WHAT TO PRODUCE: Will you transcribe the entries that follow, exactly and in full?

EXTRACTED RECORDS:

* * * * * * *

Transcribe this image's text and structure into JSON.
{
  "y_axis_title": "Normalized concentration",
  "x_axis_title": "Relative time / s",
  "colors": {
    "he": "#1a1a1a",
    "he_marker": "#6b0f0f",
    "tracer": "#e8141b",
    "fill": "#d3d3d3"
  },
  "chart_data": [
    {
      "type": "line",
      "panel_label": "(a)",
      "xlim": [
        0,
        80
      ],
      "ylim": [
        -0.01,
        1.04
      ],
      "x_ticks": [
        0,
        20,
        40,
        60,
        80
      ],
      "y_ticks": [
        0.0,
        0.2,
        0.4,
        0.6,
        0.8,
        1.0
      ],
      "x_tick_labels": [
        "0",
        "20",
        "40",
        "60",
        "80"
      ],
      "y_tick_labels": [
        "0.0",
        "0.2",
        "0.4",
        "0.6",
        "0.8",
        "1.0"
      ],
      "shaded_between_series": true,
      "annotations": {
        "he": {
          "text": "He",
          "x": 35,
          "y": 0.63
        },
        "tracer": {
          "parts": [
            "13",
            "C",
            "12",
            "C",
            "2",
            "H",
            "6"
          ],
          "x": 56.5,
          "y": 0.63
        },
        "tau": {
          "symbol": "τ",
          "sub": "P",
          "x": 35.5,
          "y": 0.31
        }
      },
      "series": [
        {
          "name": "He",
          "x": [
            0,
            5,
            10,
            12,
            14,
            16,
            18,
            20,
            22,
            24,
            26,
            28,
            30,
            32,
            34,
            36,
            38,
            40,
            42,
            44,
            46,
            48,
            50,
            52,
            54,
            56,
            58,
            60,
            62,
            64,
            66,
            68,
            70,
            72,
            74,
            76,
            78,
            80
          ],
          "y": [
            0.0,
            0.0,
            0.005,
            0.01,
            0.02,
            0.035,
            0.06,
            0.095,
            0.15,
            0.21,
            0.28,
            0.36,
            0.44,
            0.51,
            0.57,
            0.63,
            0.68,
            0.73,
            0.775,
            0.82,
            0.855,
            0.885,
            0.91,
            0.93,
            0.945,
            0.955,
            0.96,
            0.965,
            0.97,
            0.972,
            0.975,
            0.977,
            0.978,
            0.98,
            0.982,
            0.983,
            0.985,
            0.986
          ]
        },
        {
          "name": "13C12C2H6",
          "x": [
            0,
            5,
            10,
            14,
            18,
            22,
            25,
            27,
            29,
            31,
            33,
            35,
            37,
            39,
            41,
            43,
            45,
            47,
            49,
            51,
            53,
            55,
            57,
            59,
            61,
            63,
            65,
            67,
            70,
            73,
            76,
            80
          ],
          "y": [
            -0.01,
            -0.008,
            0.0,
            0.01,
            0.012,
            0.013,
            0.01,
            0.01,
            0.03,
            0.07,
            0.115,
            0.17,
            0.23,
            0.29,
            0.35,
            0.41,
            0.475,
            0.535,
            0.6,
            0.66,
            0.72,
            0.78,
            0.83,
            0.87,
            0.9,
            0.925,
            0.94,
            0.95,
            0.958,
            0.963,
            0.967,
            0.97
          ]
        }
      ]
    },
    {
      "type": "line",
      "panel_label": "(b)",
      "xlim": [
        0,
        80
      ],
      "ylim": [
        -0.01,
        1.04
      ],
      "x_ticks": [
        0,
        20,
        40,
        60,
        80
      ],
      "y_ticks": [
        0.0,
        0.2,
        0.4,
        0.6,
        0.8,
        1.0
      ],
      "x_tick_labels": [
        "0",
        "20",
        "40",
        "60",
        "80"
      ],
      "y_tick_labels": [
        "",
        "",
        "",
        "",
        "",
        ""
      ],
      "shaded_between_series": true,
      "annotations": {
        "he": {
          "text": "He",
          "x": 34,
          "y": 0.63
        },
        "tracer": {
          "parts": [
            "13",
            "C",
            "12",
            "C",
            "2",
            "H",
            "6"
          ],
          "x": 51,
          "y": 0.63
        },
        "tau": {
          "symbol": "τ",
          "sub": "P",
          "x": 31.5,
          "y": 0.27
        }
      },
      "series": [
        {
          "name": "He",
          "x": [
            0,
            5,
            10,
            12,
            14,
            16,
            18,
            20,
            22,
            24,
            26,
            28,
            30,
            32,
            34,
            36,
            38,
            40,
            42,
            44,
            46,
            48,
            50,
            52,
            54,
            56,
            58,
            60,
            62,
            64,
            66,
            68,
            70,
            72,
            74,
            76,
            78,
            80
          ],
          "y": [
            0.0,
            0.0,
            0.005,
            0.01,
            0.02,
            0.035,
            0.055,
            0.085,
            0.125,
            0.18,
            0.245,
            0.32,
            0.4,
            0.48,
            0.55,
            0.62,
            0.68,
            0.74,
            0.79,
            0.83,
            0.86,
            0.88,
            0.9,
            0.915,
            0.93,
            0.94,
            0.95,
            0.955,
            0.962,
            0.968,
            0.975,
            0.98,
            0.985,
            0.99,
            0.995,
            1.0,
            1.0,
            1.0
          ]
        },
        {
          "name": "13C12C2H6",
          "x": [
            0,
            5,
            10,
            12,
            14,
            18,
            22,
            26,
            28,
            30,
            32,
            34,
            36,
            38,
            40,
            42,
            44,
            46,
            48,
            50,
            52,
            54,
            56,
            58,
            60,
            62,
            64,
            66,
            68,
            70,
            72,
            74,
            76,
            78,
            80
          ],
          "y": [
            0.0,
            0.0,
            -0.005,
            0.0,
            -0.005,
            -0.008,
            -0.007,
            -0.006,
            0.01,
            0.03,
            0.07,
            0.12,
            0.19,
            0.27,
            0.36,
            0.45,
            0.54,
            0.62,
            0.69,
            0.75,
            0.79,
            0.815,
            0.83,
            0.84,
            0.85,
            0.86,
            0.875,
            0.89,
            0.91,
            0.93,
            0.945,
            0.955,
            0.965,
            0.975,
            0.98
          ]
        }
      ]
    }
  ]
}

* * * * * * *

SOLVED EXERCISE:
Transcribe this image's text and structure into JSON.
{
  "y_axis_title": "Normalized concentration",
  "x_axis_title": "Relative time / s",
  "colors": {
    "he": "#1a1a1a",
    "he_marker": "#6b0f0f",
    "tracer": "#e8141b",
    "fill": "#d3d3d3"
  },
  "chart_data": [
    {
      "type": "line",
      "panel_label": "(a)",
      "xlim": [
        0,
        80
      ],
      "ylim": [
        -0.01,
        1.04
      ],
      "x_ticks": [
        0,
        20,
        40,
        60,
        80
      ],
      "y_ticks": [
        0.0,
        0.2,
        0.4,
        0.6,
        0.8,
        1.0
      ],
      "x_tick_labels": [
        "0",
        "20",
        "40",
        "60",
        "80"
      ],
      "y_tick_labels": [
        "0.0",
        "0.2",
        "0.4",
        "0.6",
        "0.8",
        "1.0"
      ],
      "shaded_between_series": true,
      "annotations": {
        "he": {
          "text": "He",
          "x": 35,
          "y": 0.63
        },
        "tracer": {
          "parts": [
            "13",
            "C",
            "12",
            "C",
            "2",
            "H",
            "6"
          ],
          "x": 56.5,
          "y": 0.63
        },
        "tau": {
          "symbol": "τ",
          "sub": "P",
          "x": 35.5,
          "y": 0.31
        }
      },
      "series": [
        {
          "name": "He",
          "x": [
            0,
            5,
            10,
            12,
            14,
            16,
            18,
            20,
            22,
            24,
            26,
            28,
            30,
            32,
            34,
            36,
            38,
            40,
            42,
            44,
            46,
            48,
            50,
            52,
            54,
            56,
            58,
            60,
            62,
            64,
            66,
            68,
            70,
            72,
            74,
            76,
            78,
            80
          ],
          "y": [
            0.0,
            0.0,
            0.005,
            0.01,
            0.02,
            0.035,
            0.06,
            0.095,
            0.15,
            0.21,
            0.28,
            0.36,
            0.44,
            0.51,
            0.57,
            0.63,
            0.68,
            0.73,
            0.775,
            0.82,
            0.855,
            0.885,
            0.91,
            0.93,
            0.945,
            0.955,
            0.96,
            0.965,
            0.97,
            0.972,
            0.975,
            0.977,
            0.978,
            0.98,
            0.982,
            0.983,
            0.985,
            0.986
          ]
        },
        {
          "name": "13C12C2H6",
          "x": [
            0,
            5,
            10,
            14,
            18,
            22,
            25,
            27,
            29,
            31,
            33,
            35,
            37,
            39,
            41,
            43,
            45,
            47,
            49,
            51,
            53,
            55,
            57,
            59,
            61,
            63,
            65,
            67,
            70,
            73,
            76,
            80
          ],
          "y": [
            -0.01,
            -0.008,
            0.0,
            0.01,
            0.012,
            0.013,
            0.01,
            0.01,
            0.03,
            0.07,
            0.115,
            0.17,
            0.23,
            0.29,
            0.35,
            0.41,
            0.475,
            0.535,
            0.6,
            0.66,
            0.72,
            0.78,
            0.83,
            0.87,
            0.9,
            0.925,
            0.94,
            0.95,
            0.958,
            0.963,
            0.967,
            0.97
          ]
        }
      ]
    },
    {
      "type": "line",
      "panel_label": "(b)",
      "xlim": [
        0,
        80
      ],
      "ylim": [
        -0.01,
        1.04
      ],
      "x_ticks": [
        0,
        20,
        40,
        60,
        80
      ],
      "y_ticks": [
        0.0,
        0.2,
        0.4,
        0.6,
        0.8,
        1.0
      ],
      "x_tick_labels": [
        "0",
        "20",
        "40",
        "60",
        "80"
      ],
      "y_tick_labels": [
        "",
        "",
        "",
        "",
        "",
        ""
      ],
      "shaded_between_series": true,
      "annotations": {
        "he": {
          "text": "He",
          "x": 34,
          "y": 0.63
        },
        "tracer": {
          "parts": [
            "13",
            "C",
            "12",
            "C",
            "2",
            "H",
            "6"
          ],
          "x": 51,
          "y": 0.63
        },
        "tau": {
          "symbol": "τ",
          "sub": "P",
          "x": 31.5,
          "y": 0.27
        }
      },
      "series": [
        {
          "name": "He",
          "x": [
            0,
            5,
            10,
            12,
            14,
            16,
            18,
            20,
            22,
            24,
            26,
            28,
            30,
            32,
            34,
            36,
            38,
            40,
            42,
            44,
            46,
            48,
            50,
            52,
            54,
            56,
            58,
            60,
            62,
            64,
            66,
            68,
            70,
            72,
            74,
            76,
            78,
            80
          ],
          "y": [
            0.0,
            0.0,
            0.005,
            0.01,
            0.02,
            0.035,
            0.055,
            0.085,
            0.125,
            0.18,
            0.245,
            0.32,
            0.4,
            0.48,
            0.55,
            0.62,
            0.68,
            0.74,
            0.79,
            0.83,
            0.86,
            0.88,
            0.9,
            0.915,
            0.93,
            0.94,
            0.95,
            0.955,
            0.962,
            0.968,
            0.975,
            0.98,
            0.985,
            0.99,
            0.995,
            1.0,
            1.0,
            1.0
          ]
        },
        {
          "name": "13C12C2H6",
          "x": [
            0,
            5,
            10,
            12,
            14,
            18,
            22,
            26,
            28,
            30,
            32,
            34,
            36,
            38,
            40,
            42,
            44,
            46,
            48,
            50,
            52,
            54,
            56,
            58,
            60,
            62,
            64,
            66,
            68,
            70,
            72,
            74,
            76,
            78,
            80
          ],
          "y": [
            0.0,
            0.0,
            -0.005,
            0.0,
            -0.005,
            -0.008,
            -0.007,
            -0.006,
            0.01,
            0.03,
            0.07,
            0.12,
            0.19,
            0.27,
            0.36,
            0.45,
            0.54,
            0.62,
            0.69,
            0.75,
            0.79,
            0.815,
            0.83,
            0.84,
            0.85,
            0.86,
            0.875,
            0.89,
            0.91,
            0.93,
            0.945,
            0.955,
            0.965,
            0.975,
            0.98
          ]
        }
      ]
    }
  ]
}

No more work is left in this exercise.